Filter the records for lines holding the string "structured".
— Start DATASET ROWS —
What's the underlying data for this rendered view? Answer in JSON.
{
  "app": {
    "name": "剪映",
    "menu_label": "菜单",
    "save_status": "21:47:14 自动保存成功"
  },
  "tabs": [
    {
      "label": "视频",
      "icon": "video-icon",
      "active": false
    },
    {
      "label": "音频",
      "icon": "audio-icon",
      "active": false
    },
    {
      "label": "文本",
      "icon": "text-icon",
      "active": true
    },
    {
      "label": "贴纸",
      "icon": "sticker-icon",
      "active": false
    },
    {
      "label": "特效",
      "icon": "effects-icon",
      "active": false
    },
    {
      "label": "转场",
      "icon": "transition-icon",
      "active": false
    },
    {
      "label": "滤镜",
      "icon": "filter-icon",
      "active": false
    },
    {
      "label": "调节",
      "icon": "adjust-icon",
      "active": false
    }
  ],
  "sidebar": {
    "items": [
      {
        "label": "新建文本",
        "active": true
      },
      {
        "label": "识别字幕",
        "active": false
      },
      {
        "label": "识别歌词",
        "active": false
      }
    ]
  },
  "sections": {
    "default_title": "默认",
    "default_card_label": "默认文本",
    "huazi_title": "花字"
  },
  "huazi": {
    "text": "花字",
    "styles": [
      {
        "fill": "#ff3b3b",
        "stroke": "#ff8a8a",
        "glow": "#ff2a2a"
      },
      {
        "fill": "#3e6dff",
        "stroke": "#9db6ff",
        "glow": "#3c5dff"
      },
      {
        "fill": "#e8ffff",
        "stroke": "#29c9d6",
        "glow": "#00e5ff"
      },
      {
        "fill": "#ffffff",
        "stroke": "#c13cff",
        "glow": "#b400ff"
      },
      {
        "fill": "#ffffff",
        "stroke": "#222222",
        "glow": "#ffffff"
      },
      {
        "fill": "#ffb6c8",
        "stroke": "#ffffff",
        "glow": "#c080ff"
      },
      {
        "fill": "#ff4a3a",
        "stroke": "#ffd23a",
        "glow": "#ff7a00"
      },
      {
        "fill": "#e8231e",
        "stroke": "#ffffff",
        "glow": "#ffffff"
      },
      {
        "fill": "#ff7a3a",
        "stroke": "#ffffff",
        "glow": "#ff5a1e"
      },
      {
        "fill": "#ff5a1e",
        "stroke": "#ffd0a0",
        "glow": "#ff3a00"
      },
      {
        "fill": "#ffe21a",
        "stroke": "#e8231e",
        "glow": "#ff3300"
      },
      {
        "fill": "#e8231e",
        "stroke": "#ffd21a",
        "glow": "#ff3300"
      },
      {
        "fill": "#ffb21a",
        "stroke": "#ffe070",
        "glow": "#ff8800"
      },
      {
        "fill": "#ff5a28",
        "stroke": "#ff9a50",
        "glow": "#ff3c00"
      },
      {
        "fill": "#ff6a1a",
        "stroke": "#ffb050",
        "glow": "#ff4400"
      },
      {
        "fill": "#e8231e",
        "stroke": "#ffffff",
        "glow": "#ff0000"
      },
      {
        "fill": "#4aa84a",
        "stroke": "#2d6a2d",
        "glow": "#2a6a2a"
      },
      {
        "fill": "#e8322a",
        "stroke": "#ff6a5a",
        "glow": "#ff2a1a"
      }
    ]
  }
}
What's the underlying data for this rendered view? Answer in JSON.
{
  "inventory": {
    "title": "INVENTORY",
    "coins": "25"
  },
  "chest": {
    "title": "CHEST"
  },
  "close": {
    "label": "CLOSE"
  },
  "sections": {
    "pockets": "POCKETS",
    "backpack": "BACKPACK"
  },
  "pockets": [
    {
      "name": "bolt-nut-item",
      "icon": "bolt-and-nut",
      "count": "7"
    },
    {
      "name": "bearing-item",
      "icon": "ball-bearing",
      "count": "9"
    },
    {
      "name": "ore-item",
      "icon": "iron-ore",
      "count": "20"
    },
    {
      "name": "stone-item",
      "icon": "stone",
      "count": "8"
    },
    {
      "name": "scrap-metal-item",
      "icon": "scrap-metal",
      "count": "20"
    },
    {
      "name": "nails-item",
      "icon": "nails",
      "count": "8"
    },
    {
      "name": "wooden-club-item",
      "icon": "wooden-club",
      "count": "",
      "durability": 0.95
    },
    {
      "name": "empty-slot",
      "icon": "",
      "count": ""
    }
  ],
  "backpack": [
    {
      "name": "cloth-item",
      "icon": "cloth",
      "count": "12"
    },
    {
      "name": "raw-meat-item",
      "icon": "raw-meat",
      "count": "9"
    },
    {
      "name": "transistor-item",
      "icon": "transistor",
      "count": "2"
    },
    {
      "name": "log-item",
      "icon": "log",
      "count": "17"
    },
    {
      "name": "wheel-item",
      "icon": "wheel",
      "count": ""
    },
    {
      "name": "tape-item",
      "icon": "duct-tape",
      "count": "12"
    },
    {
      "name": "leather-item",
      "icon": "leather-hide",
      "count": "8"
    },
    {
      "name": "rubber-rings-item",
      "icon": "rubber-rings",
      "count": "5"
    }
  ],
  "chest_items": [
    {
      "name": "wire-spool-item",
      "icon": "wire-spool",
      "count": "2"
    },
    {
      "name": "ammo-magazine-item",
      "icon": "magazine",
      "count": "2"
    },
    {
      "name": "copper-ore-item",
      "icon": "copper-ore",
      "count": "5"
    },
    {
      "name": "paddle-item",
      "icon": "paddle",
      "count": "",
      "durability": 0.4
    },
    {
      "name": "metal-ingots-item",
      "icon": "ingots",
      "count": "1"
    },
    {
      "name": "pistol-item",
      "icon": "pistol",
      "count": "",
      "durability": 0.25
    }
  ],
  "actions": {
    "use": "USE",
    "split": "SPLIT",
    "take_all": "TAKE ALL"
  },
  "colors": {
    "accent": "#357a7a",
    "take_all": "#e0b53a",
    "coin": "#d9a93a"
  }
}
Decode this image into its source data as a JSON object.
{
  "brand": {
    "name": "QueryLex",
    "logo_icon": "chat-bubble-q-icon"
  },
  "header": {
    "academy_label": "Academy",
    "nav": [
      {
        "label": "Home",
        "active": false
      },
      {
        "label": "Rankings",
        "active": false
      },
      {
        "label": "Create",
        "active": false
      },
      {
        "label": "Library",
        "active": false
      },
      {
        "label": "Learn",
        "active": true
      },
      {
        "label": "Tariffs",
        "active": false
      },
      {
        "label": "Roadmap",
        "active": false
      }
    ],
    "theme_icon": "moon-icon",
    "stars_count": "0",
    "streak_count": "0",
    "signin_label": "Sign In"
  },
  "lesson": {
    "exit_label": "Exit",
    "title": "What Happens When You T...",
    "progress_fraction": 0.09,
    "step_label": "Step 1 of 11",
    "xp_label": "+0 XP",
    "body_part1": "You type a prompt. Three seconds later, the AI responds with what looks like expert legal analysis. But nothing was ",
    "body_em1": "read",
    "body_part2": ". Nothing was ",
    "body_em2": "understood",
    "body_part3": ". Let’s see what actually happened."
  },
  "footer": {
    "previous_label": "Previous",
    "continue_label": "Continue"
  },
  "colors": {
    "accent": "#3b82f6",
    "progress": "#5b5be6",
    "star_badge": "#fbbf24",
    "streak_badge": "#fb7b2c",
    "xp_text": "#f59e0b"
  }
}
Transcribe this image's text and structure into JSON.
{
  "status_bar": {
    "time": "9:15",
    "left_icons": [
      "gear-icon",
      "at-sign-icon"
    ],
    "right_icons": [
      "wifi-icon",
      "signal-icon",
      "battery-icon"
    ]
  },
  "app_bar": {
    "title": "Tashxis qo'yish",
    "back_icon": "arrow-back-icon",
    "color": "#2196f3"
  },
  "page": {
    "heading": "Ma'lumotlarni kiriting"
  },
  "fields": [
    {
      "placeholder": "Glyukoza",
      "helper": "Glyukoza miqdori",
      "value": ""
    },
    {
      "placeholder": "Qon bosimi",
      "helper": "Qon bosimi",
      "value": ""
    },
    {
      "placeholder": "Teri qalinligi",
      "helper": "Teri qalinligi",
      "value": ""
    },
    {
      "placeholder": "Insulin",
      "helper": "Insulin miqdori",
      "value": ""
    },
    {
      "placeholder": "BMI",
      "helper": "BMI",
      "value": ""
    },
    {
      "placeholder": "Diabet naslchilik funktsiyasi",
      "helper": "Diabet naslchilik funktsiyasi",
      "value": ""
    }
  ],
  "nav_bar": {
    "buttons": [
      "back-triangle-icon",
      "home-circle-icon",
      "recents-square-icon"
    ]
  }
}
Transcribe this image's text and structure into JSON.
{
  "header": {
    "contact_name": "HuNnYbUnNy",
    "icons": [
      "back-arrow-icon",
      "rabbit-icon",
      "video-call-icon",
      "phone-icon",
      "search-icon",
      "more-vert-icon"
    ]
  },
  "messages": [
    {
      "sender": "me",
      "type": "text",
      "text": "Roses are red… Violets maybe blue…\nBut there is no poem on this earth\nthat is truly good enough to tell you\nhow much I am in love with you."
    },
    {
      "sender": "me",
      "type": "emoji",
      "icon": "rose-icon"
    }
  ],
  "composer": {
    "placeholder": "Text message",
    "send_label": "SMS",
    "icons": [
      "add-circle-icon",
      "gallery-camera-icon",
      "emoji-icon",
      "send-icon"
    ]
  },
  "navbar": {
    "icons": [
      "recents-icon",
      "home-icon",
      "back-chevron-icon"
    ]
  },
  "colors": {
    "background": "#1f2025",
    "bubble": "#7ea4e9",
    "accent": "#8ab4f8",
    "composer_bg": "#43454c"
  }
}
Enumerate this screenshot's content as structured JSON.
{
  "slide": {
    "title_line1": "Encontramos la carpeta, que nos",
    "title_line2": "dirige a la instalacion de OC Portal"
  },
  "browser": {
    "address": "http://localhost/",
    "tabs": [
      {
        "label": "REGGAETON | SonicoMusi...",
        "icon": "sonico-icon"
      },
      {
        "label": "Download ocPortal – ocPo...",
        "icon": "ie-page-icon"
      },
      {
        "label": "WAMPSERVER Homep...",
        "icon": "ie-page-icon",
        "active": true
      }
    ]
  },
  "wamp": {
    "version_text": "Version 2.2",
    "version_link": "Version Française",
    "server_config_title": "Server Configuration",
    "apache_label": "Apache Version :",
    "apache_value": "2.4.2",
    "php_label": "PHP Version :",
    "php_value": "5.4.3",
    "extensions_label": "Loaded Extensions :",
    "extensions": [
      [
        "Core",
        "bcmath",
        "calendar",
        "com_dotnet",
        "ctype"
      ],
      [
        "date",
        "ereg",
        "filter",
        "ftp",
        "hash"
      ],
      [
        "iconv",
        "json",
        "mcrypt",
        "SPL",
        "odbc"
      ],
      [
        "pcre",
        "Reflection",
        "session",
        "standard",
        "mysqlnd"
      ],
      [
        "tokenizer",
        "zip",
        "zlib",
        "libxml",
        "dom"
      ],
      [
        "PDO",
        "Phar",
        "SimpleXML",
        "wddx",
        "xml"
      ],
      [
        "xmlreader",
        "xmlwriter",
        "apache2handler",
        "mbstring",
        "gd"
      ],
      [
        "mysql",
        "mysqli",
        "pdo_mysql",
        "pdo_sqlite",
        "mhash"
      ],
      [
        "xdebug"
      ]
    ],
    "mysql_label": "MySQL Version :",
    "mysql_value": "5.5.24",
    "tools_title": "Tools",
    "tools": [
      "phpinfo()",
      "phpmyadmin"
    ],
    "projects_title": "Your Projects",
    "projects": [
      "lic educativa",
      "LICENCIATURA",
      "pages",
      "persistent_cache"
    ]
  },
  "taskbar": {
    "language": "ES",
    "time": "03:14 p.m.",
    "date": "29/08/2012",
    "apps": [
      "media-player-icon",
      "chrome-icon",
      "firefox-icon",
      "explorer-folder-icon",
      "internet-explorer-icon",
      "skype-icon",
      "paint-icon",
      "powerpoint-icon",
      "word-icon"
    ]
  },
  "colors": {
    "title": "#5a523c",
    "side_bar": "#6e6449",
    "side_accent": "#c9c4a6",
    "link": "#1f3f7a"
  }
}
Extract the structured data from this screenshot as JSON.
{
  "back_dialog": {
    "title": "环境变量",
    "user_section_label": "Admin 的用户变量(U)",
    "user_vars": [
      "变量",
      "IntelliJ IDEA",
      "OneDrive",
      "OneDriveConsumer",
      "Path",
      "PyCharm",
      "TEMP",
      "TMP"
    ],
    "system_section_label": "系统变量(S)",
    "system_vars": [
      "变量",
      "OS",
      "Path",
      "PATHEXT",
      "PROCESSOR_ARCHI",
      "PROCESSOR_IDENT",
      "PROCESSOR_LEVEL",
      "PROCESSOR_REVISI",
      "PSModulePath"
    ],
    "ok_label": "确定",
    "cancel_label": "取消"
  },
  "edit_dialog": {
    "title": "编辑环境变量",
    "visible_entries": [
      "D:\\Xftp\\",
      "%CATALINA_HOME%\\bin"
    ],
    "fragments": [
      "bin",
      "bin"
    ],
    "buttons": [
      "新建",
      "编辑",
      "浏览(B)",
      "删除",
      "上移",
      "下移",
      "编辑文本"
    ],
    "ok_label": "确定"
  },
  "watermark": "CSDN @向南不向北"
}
— End DATASET ROWS —
CORRECT OUTPUT:
Enumerate this screenshot's content as structured JSON.
Extract the structured data from this screenshot as JSON.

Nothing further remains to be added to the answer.